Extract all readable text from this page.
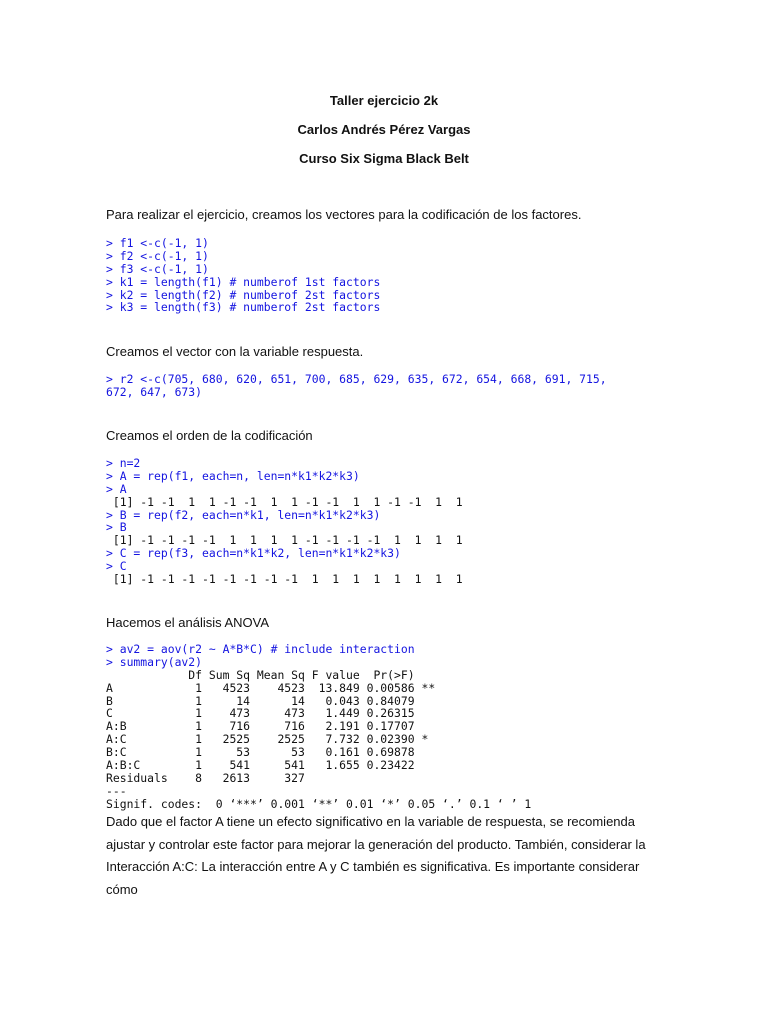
Taller ejercicio 2k
Carlos Andrés Pérez Vargas
Curso Six Sigma Black Belt
Para realizar el ejercicio, creamos los vectores para la codificación de los factores.
> f1 <-c(-1, 1)
> f2 <-c(-1, 1)
> f3 <-c(-1, 1)
> k1 = length(f1) # numberof 1st factors
> k2 = length(f2) # numberof 2st factors
> k3 = length(f3) # numberof 2st factors
Creamos el vector con la variable respuesta.
> r2 <-c(705, 680, 620, 651, 700, 685, 629, 635, 672, 654, 668, 691, 715,
672, 647, 673)
Creamos el orden de la codificación
> n=2
> A = rep(f1, each=n, len=n*k1*k2*k3)
> A
[1] -1 -1  1  1 -1 -1  1  1 -1 -1  1  1 -1 -1  1  1
> B = rep(f2, each=n*k1, len=n*k1*k2*k3)
> B
[1] -1 -1 -1 -1  1  1  1  1 -1 -1 -1 -1  1  1  1  1
> C = rep(f3, each=n*k1*k2, len=n*k1*k2*k3)
> C
[1] -1 -1 -1 -1 -1 -1 -1 -1  1  1  1  1  1  1  1  1
Hacemos el análisis ANOVA
> av2 = aov(r2 ~ A*B*C) # include interaction
> summary(av2)
Df Sum Sq Mean Sq F value  Pr(>F)
A            1   4523    4523  13.849 0.00586 **
B            1     14      14   0.043 0.84079
C            1    473     473   1.449 0.26315
A:B          1    716     716   2.191 0.17707
A:C          1   2525    2525   7.732 0.02390 *
B:C          1     53      53   0.161 0.69878
A:B:C        1    541     541   1.655 0.23422
Residuals    8   2613     327
---
Signif. codes:  0 ‘***’ 0.001 ‘**’ 0.01 ‘*’ 0.05 ‘.’ 0.1 ‘ ’ 1
Dado que el factor A tiene un efecto significativo en la variable de respuesta, se recomienda ajustar y controlar este factor para mejorar la generación del producto. También, considerar la Interacción A:C: La interacción entre A y C también es significativa. Es importante considerar cómo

★ ★ ★ ★ ★ ★ ★

[Given request]
Each record above should come back exactly the same, only without its pictures.

[Reply to the exercise]
Extract all readable text from this page.
Taller ejercicio 2k
Carlos Andrés Pérez Vargas
Curso Six Sigma Black Belt
Para realizar el ejercicio, creamos los vectores para la codificación de los factores.
> f1 <-c(-1, 1)
> f2 <-c(-1, 1)
> f3 <-c(-1, 1)
> k1 = length(f1) # numberof 1st factors
> k2 = length(f2) # numberof 2st factors
> k3 = length(f3) # numberof 2st factors
Creamos el vector con la variable respuesta.
> r2 <-c(705, 680, 620, 651, 700, 685, 629, 635, 672, 654, 668, 691, 715,
672, 647, 673)
Creamos el orden de la codificación
> n=2
> A = rep(f1, each=n, len=n*k1*k2*k3)
> A
[1] -1 -1  1  1 -1 -1  1  1 -1 -1  1  1 -1 -1  1  1
> B = rep(f2, each=n*k1, len=n*k1*k2*k3)
> B
[1] -1 -1 -1 -1  1  1  1  1 -1 -1 -1 -1  1  1  1  1
> C = rep(f3, each=n*k1*k2, len=n*k1*k2*k3)
> C
[1] -1 -1 -1 -1 -1 -1 -1 -1  1  1  1  1  1  1  1  1
Hacemos el análisis ANOVA
> av2 = aov(r2 ~ A*B*C) # include interaction
> summary(av2)
Df Sum Sq Mean Sq F value  Pr(>F)
A            1   4523    4523  13.849 0.00586 **
B            1     14      14   0.043 0.84079
C            1    473     473   1.449 0.26315
A:B          1    716     716   2.191 0.17707
A:C          1   2525    2525   7.732 0.02390 *
B:C          1     53      53   0.161 0.69878
A:B:C        1    541     541   1.655 0.23422
Residuals    8   2613     327
---
Signif. codes:  0 ‘***’ 0.001 ‘**’ 0.01 ‘*’ 0.05 ‘.’ 0.1 ‘ ’ 1
Dado que el factor A tiene un efecto significativo en la variable de respuesta, se recomienda ajustar y controlar este factor para mejorar la generación del producto. También, considerar la Interacción A:C: La interacción entre A y C también es significativa. Es importante considerar cómo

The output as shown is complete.